# Goal:
Spot every line with the word "Extract" and return it.

# Data supplied:
______

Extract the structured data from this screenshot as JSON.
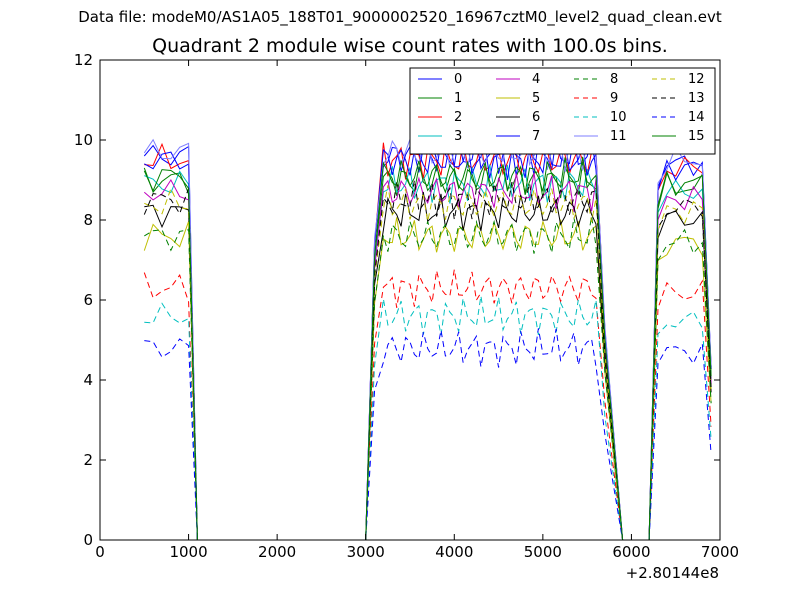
{
  "figure": {
    "suptitle": "Data file: modeM0/AS1A05_188T01_9000002520_16967cztM0_level2_quad_clean.evt",
    "title": "Quadrant 2 module wise count rates with 100.0s bins.",
    "x_offset_label": "+2.80144e8"
  },
  "chart_data": {
    "type": "line",
    "title": "Quadrant 2 module wise count rates with 100.0s bins.",
    "xlabel": "",
    "ylabel": "",
    "x_offset": "+2.80144e8",
    "xlim": [
      0,
      7000
    ],
    "ylim": [
      0,
      12
    ],
    "xticks": [
      0,
      1000,
      2000,
      3000,
      4000,
      5000,
      6000,
      7000
    ],
    "yticks": [
      0,
      2,
      4,
      6,
      8,
      10,
      12
    ],
    "grid": false,
    "legend_position": "top-right",
    "legend_columns": 4,
    "segments": [
      [
        500,
        1100
      ],
      [
        3000,
        5900
      ],
      [
        6200,
        6900
      ]
    ],
    "zero_line": [
      1100,
      3000
    ],
    "series": [
      {
        "name": "0",
        "color": "#0000ff",
        "dash": false,
        "base": 9.6
      },
      {
        "name": "1",
        "color": "#008000",
        "dash": false,
        "base": 9.0
      },
      {
        "name": "2",
        "color": "#ff0000",
        "dash": false,
        "base": 9.5
      },
      {
        "name": "3",
        "color": "#00bfbf",
        "dash": false,
        "base": 8.9
      },
      {
        "name": "4",
        "color": "#bf00bf",
        "dash": false,
        "base": 8.7
      },
      {
        "name": "5",
        "color": "#bfbf00",
        "dash": false,
        "base": 7.6
      },
      {
        "name": "6",
        "color": "#000000",
        "dash": false,
        "base": 8.2
      },
      {
        "name": "7",
        "color": "#0000ff",
        "dash": false,
        "base": 9.5
      },
      {
        "name": "8",
        "color": "#008000",
        "dash": true,
        "base": 7.6
      },
      {
        "name": "9",
        "color": "#ff0000",
        "dash": true,
        "base": 6.3
      },
      {
        "name": "10",
        "color": "#00bfbf",
        "dash": true,
        "base": 5.6
      },
      {
        "name": "11",
        "color": "#7f7fff",
        "dash": false,
        "base": 9.7
      },
      {
        "name": "12",
        "color": "#bfbf00",
        "dash": true,
        "base": 8.4
      },
      {
        "name": "13",
        "color": "#000000",
        "dash": true,
        "base": 8.5
      },
      {
        "name": "14",
        "color": "#0000ff",
        "dash": true,
        "base": 4.8
      },
      {
        "name": "15",
        "color": "#008000",
        "dash": false,
        "base": 9.1
      }
    ]
  }
}
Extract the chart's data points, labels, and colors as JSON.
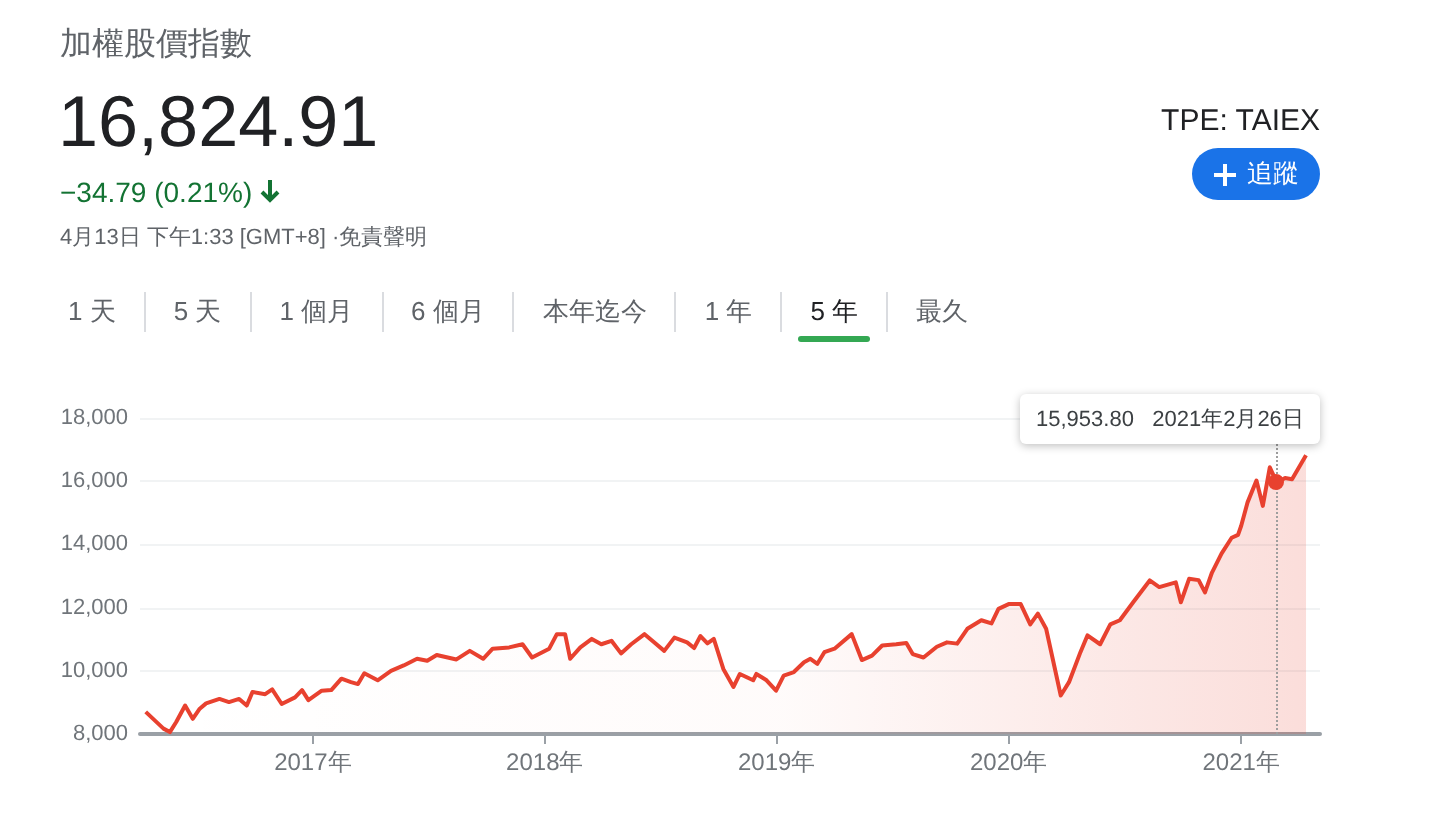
{
  "chart_data": {
    "type": "area",
    "title": "加權股價指數",
    "subtitle": "16,824.91",
    "annotations": [
      "−34.79 (0.21%)",
      "4月13日 下午1:33 [GMT+8] ·免責聲明",
      "TPE: TAIEX",
      "追蹤",
      "1 天",
      "5 天",
      "1 個月",
      "6 個月",
      "本年迄今",
      "1 年",
      "5 年",
      "最久",
      {
        "text": "15,953.80   2021年2月26日",
        "x": "2021-02-26",
        "y": 15953.8
      }
    ],
    "x": [
      "2016-04-13",
      "2016-05-11",
      "2016-05-21",
      "2016-05-31",
      "2016-06-14",
      "2016-06-26",
      "2016-07-07",
      "2016-07-17",
      "2016-08-07",
      "2016-08-22",
      "2016-09-07",
      "2016-09-19",
      "2016-09-28",
      "2016-10-18",
      "2016-10-29",
      "2016-11-13",
      "2016-12-04",
      "2016-12-15",
      "2016-12-25",
      "2017-01-15",
      "2017-01-30",
      "2017-02-15",
      "2017-03-02",
      "2017-03-13",
      "2017-03-23",
      "2017-04-13",
      "2017-05-04",
      "2017-05-24",
      "2017-06-14",
      "2017-06-30",
      "2017-07-15",
      "2017-08-15",
      "2017-09-05",
      "2017-09-26",
      "2017-10-11",
      "2017-11-06",
      "2017-11-27",
      "2017-12-12",
      "2018-01-08",
      "2018-01-20",
      "2018-02-02",
      "2018-02-10",
      "2018-02-26",
      "2018-03-16",
      "2018-03-31",
      "2018-04-16",
      "2018-05-01",
      "2018-05-17",
      "2018-06-07",
      "2018-06-22",
      "2018-07-08",
      "2018-07-24",
      "2018-08-13",
      "2018-08-24",
      "2018-09-03",
      "2018-09-14",
      "2018-09-24",
      "2018-10-09",
      "2018-10-25",
      "2018-11-04",
      "2018-11-25",
      "2018-11-30",
      "2018-12-16",
      "2018-12-31",
      "2019-01-12",
      "2019-01-28",
      "2019-02-13",
      "2019-02-23",
      "2019-03-06",
      "2019-03-17",
      "2019-04-02",
      "2019-04-29",
      "2019-05-15",
      "2019-05-31",
      "2019-06-16",
      "2019-07-08",
      "2019-07-24",
      "2019-08-03",
      "2019-08-20",
      "2019-09-10",
      "2019-09-26",
      "2019-10-12",
      "2019-10-28",
      "2019-11-19",
      "2019-12-05",
      "2019-12-16",
      "2020-01-01",
      "2020-01-20",
      "2020-02-04",
      "2020-02-16",
      "2020-02-29",
      "2020-03-23",
      "2020-04-05",
      "2020-04-23",
      "2020-05-04",
      "2020-05-24",
      "2020-06-09",
      "2020-06-24",
      "2020-07-15",
      "2020-08-10",
      "2020-08-25",
      "2020-09-20",
      "2020-09-28",
      "2020-10-11",
      "2020-10-26",
      "2020-11-05",
      "2020-11-16",
      "2020-12-01",
      "2020-12-17",
      "2020-12-27",
      "2021-01-01",
      "2021-01-11",
      "2021-01-25",
      "2021-02-04",
      "2021-02-15",
      "2021-02-26",
      "2021-03-11",
      "2021-03-22",
      "2021-04-13"
    ],
    "series": [
      {
        "color": "#e8412f",
        "values": [
          8700,
          8170,
          8060,
          8380,
          8900,
          8480,
          8800,
          8970,
          9110,
          9010,
          9110,
          8900,
          9330,
          9260,
          9410,
          8950,
          9160,
          9390,
          9070,
          9370,
          9390,
          9750,
          9640,
          9580,
          9920,
          9700,
          10000,
          10170,
          10380,
          10320,
          10500,
          10360,
          10630,
          10380,
          10700,
          10740,
          10840,
          10420,
          10700,
          11160,
          11160,
          10380,
          10740,
          11010,
          10840,
          10950,
          10550,
          10840,
          11160,
          10900,
          10630,
          11050,
          10900,
          10720,
          11100,
          10870,
          11010,
          10060,
          9490,
          9900,
          9700,
          9900,
          9700,
          9370,
          9850,
          9960,
          10270,
          10380,
          10220,
          10590,
          10700,
          11160,
          10340,
          10480,
          10800,
          10840,
          10880,
          10530,
          10420,
          10760,
          10900,
          10860,
          11330,
          11600,
          11500,
          11960,
          12110,
          12110,
          11470,
          11810,
          11330,
          9220,
          9640,
          10590,
          11120,
          10840,
          11470,
          11600,
          12170,
          12860,
          12650,
          12800,
          12170,
          12910,
          12870,
          12480,
          13110,
          13710,
          14210,
          14300,
          14590,
          15330,
          16020,
          15220,
          16440,
          15953.8,
          16100,
          16060,
          16824.91
        ]
      }
    ],
    "xlim": [
      "2016-04-04",
      "2021-05-05"
    ],
    "xticks": [
      {
        "value": "2017-01-01",
        "label": "2017年"
      },
      {
        "value": "2018-01-01",
        "label": "2018年"
      },
      {
        "value": "2019-01-01",
        "label": "2019年"
      },
      {
        "value": "2020-01-01",
        "label": "2020年"
      },
      {
        "value": "2021-01-01",
        "label": "2021年"
      }
    ],
    "ylim": [
      8000,
      18000
    ],
    "yticks": [
      {
        "value": 8000,
        "label": "8,000"
      },
      {
        "value": 10000,
        "label": "10,000"
      },
      {
        "value": 12000,
        "label": "12,000"
      },
      {
        "value": 14000,
        "label": "14,000"
      },
      {
        "value": 16000,
        "label": "16,000"
      },
      {
        "value": 18000,
        "label": "18,000"
      }
    ],
    "grid": "y",
    "marker": "none",
    "line_style": "solid",
    "ref_lines": [
      {
        "axis": "x",
        "value": "2021-02-26",
        "label": null,
        "color": "#9e9e9e",
        "line_style": "dotted"
      }
    ]
  }
}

______

# Correct output:
Extract the structured data from this screenshot as JSON.
Extract the chart's data points, labels, and colors as JSON.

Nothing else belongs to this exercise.